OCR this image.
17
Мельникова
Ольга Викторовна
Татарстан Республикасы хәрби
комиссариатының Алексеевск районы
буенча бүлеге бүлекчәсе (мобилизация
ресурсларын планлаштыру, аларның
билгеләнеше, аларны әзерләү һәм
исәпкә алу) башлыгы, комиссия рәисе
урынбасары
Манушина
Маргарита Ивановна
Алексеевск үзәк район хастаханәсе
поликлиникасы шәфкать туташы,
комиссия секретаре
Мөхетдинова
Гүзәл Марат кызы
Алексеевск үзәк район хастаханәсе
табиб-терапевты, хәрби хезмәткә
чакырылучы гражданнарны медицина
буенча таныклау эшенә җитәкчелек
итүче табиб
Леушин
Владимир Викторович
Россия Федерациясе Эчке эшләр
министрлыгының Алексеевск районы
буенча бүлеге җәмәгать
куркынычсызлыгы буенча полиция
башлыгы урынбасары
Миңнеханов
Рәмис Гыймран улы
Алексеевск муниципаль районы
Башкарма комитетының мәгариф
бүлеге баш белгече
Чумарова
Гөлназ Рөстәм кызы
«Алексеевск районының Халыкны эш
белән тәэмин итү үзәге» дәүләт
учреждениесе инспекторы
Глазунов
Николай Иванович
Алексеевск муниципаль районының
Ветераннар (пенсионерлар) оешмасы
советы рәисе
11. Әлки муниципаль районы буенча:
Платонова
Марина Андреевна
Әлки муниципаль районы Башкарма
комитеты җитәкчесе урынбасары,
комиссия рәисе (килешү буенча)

*****

▶ [Exercise aim]: Repeat the entries exactly, all of them.

▶ [Answer for this exercise]:
OCR this image.
17
Мельникова
Ольга Викторовна
Татарстан Республикасы хәрби
комиссариатының Алексеевск районы
буенча бүлеге бүлекчәсе (мобилизация
ресурсларын планлаштыру, аларның
билгеләнеше, аларны әзерләү һәм
исәпкә алу) башлыгы, комиссия рәисе
урынбасары
Манушина
Маргарита Ивановна
Алексеевск үзәк район хастаханәсе
поликлиникасы шәфкать туташы,
комиссия секретаре
Мөхетдинова
Гүзәл Марат кызы
Алексеевск үзәк район хастаханәсе
табиб-терапевты, хәрби хезмәткә
чакырылучы гражданнарны медицина
буенча таныклау эшенә җитәкчелек
итүче табиб
Леушин
Владимир Викторович
Россия Федерациясе Эчке эшләр
министрлыгының Алексеевск районы
буенча бүлеге җәмәгать
куркынычсызлыгы буенча полиция
башлыгы урынбасары
Миңнеханов
Рәмис Гыймран улы
Алексеевск муниципаль районы
Башкарма комитетының мәгариф
бүлеге баш белгече
Чумарова
Гөлназ Рөстәм кызы
«Алексеевск районының Халыкны эш
белән тәэмин итү үзәге» дәүләт
учреждениесе инспекторы
Глазунов
Николай Иванович
Алексеевск муниципаль районының
Ветераннар (пенсионерлар) оешмасы
советы рәисе
11. Әлки муниципаль районы буенча:
Платонова
Марина Андреевна
Әлки муниципаль районы Башкарма
комитеты җитәкчесе урынбасары,
комиссия рәисе (килешү буенча)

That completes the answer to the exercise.